:: Data shown

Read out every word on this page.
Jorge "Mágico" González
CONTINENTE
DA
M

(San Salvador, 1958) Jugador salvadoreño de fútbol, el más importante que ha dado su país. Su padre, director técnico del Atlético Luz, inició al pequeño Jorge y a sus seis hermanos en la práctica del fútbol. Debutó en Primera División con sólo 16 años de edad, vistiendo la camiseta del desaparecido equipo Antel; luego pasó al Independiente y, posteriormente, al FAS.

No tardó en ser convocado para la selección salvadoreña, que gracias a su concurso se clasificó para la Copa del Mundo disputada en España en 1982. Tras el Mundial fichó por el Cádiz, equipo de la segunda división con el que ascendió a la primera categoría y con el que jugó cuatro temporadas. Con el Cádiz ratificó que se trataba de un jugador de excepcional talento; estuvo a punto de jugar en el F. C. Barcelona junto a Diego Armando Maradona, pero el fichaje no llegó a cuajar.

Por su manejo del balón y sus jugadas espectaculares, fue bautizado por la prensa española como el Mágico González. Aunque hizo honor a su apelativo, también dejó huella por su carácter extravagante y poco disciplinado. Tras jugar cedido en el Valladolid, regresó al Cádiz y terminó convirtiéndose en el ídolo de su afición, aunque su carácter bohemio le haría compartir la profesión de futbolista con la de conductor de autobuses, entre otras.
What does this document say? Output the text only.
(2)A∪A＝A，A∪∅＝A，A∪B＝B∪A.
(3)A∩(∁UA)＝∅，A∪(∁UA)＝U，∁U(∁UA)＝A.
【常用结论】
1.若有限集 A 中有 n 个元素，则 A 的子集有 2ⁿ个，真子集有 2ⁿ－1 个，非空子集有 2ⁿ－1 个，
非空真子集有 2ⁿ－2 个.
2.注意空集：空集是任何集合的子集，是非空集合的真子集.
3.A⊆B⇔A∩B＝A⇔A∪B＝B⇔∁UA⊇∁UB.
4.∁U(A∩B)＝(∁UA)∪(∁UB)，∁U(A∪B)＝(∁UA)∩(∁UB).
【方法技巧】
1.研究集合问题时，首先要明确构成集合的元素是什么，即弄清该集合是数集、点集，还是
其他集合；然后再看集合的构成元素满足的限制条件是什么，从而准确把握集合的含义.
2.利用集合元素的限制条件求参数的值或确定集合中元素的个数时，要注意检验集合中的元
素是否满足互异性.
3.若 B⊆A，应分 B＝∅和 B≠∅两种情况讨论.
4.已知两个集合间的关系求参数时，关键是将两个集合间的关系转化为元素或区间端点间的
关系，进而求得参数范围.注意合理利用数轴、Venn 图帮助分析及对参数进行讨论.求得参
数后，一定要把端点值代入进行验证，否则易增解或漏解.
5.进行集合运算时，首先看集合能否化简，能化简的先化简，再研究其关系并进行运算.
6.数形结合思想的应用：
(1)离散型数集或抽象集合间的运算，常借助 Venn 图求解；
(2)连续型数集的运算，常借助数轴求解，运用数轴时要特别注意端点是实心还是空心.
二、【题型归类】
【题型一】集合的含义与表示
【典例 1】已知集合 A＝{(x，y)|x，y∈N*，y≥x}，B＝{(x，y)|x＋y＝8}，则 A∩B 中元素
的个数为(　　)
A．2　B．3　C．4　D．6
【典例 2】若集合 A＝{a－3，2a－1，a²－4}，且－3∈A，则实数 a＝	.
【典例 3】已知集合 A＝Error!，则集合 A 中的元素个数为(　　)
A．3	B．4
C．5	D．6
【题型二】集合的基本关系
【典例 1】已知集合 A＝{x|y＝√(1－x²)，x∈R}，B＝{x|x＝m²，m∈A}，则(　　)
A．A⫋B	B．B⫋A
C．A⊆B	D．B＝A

::::

**Exercise goal:**
Reproduce the material in full, with no word added or dropped.

**Full response:**
Read out every word on this page.
Jorge "Mágico" González
CONTINENTE
DA
M

(San Salvador, 1958) Jugador salvadoreño de fútbol, el más importante que ha dado su país. Su padre, director técnico del Atlético Luz, inició al pequeño Jorge y a sus seis hermanos en la práctica del fútbol. Debutó en Primera División con sólo 16 años de edad, vistiendo la camiseta del desaparecido equipo Antel; luego pasó al Independiente y, posteriormente, al FAS.

No tardó en ser convocado para la selección salvadoreña, que gracias a su concurso se clasificó para la Copa del Mundo disputada en España en 1982. Tras el Mundial fichó por el Cádiz, equipo de la segunda división con el que ascendió a la primera categoría y con el que jugó cuatro temporadas. Con el Cádiz ratificó que se trataba de un jugador de excepcional talento; estuvo a punto de jugar en el F. C. Barcelona junto a Diego Armando Maradona, pero el fichaje no llegó a cuajar.

Por su manejo del balón y sus jugadas espectaculares, fue bautizado por la prensa española como el Mágico González. Aunque hizo honor a su apelativo, también dejó huella por su carácter extravagante y poco disciplinado. Tras jugar cedido en el Valladolid, regresó al Cádiz y terminó convirtiéndose en el ídolo de su afición, aunque su carácter bohemio le haría compartir la profesión de futbolista con la de conductor de autobuses, entre otras.
What does this document say? Output the text only.
(2)A∪A＝A，A∪∅＝A，A∪B＝B∪A.
(3)A∩(∁UA)＝∅，A∪(∁UA)＝U，∁U(∁UA)＝A.
【常用结论】
1.若有限集 A 中有 n 个元素，则 A 的子集有 2ⁿ个，真子集有 2ⁿ－1 个，非空子集有 2ⁿ－1 个，
非空真子集有 2ⁿ－2 个.
2.注意空集：空集是任何集合的子集，是非空集合的真子集.
3.A⊆B⇔A∩B＝A⇔A∪B＝B⇔∁UA⊇∁UB.
4.∁U(A∩B)＝(∁UA)∪(∁UB)，∁U(A∪B)＝(∁UA)∩(∁UB).
【方法技巧】
1.研究集合问题时，首先要明确构成集合的元素是什么，即弄清该集合是数集、点集，还是
其他集合；然后再看集合的构成元素满足的限制条件是什么，从而准确把握集合的含义.
2.利用集合元素的限制条件求参数的值或确定集合中元素的个数时，要注意检验集合中的元
素是否满足互异性.
3.若 B⊆A，应分 B＝∅和 B≠∅两种情况讨论.
4.已知两个集合间的关系求参数时，关键是将两个集合间的关系转化为元素或区间端点间的
关系，进而求得参数范围.注意合理利用数轴、Venn 图帮助分析及对参数进行讨论.求得参
数后，一定要把端点值代入进行验证，否则易增解或漏解.
5.进行集合运算时，首先看集合能否化简，能化简的先化简，再研究其关系并进行运算.
6.数形结合思想的应用：
(1)离散型数集或抽象集合间的运算，常借助 Venn 图求解；
(2)连续型数集的运算，常借助数轴求解，运用数轴时要特别注意端点是实心还是空心.
二、【题型归类】
【题型一】集合的含义与表示
【典例 1】已知集合 A＝{(x，y)|x，y∈N*，y≥x}，B＝{(x，y)|x＋y＝8}，则 A∩B 中元素
的个数为(　　)
A．2　B．3　C．4　D．6
【典例 2】若集合 A＝{a－3，2a－1，a²－4}，且－3∈A，则实数 a＝	.
【典例 3】已知集合 A＝Error!，则集合 A 中的元素个数为(　　)
A．3	B．4
C．5	D．6
【题型二】集合的基本关系
【典例 1】已知集合 A＝{x|y＝√(1－x²)，x∈R}，B＝{x|x＝m²，m∈A}，则(　　)
A．A⫋B	B．B⫋A
C．A⊆B	D．B＝A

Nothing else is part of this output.